DIRECTIONS FOR THIS TASK - Collect from the data below each line with "JSON".

SUPPLIED INFORMATION -
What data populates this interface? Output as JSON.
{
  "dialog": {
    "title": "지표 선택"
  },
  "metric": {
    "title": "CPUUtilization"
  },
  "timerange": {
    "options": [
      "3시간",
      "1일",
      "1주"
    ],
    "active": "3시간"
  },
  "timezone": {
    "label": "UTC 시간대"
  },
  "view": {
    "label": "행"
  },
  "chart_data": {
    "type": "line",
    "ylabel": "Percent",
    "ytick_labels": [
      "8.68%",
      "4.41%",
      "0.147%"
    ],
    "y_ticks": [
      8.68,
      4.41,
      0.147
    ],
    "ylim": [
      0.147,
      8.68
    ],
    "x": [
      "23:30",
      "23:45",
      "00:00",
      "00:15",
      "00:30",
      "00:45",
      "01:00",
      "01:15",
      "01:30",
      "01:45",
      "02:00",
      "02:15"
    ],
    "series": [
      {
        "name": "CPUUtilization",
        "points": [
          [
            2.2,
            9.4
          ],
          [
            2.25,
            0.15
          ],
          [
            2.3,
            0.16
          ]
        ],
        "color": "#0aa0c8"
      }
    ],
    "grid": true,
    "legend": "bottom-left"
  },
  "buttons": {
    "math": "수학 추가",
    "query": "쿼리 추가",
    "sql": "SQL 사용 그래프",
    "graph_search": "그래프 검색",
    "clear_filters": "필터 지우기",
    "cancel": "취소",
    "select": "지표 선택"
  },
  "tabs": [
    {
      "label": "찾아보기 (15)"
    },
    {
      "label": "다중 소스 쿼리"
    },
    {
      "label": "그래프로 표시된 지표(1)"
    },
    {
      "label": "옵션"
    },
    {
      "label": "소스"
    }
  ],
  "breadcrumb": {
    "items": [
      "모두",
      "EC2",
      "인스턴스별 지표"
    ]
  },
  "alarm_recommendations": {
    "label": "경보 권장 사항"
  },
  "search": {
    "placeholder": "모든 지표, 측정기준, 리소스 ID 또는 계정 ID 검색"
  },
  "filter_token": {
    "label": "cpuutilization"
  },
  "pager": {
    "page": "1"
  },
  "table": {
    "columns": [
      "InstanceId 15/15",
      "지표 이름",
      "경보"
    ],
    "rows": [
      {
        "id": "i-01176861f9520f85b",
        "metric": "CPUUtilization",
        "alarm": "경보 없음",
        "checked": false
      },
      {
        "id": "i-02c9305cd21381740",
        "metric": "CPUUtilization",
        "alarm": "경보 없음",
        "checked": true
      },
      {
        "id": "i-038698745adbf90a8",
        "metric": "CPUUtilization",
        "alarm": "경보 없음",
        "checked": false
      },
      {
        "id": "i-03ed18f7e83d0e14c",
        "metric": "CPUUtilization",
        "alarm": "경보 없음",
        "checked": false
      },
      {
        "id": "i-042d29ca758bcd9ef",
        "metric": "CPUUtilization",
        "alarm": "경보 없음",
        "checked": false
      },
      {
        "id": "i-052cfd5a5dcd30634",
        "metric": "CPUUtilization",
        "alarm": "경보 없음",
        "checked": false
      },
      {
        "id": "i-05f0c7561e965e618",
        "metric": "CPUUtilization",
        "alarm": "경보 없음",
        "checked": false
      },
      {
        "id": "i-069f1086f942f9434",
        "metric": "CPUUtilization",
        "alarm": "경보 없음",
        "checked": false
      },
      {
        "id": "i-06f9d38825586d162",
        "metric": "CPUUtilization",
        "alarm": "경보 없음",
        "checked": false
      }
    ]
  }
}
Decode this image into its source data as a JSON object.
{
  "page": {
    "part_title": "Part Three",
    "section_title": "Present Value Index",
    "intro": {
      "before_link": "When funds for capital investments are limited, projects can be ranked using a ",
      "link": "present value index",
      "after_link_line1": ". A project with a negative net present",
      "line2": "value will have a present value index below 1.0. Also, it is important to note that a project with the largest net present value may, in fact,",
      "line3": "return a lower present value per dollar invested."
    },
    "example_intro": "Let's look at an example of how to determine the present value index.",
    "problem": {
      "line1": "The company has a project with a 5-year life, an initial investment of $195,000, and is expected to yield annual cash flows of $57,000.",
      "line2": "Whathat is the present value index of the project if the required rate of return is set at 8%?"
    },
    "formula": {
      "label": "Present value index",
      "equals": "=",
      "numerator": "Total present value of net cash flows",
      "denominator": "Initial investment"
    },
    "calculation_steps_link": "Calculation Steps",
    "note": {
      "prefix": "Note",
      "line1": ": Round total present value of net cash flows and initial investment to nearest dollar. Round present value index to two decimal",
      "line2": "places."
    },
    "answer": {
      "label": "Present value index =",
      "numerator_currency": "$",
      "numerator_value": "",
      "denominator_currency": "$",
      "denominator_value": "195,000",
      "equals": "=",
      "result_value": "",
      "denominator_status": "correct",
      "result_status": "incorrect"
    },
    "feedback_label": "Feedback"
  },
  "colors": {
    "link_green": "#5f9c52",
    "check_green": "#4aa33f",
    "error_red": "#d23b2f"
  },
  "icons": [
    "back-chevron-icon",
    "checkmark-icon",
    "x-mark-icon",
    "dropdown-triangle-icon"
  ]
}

REPLY -
What data populates this interface? Output as JSON.
Decode this image into its source data as a JSON object.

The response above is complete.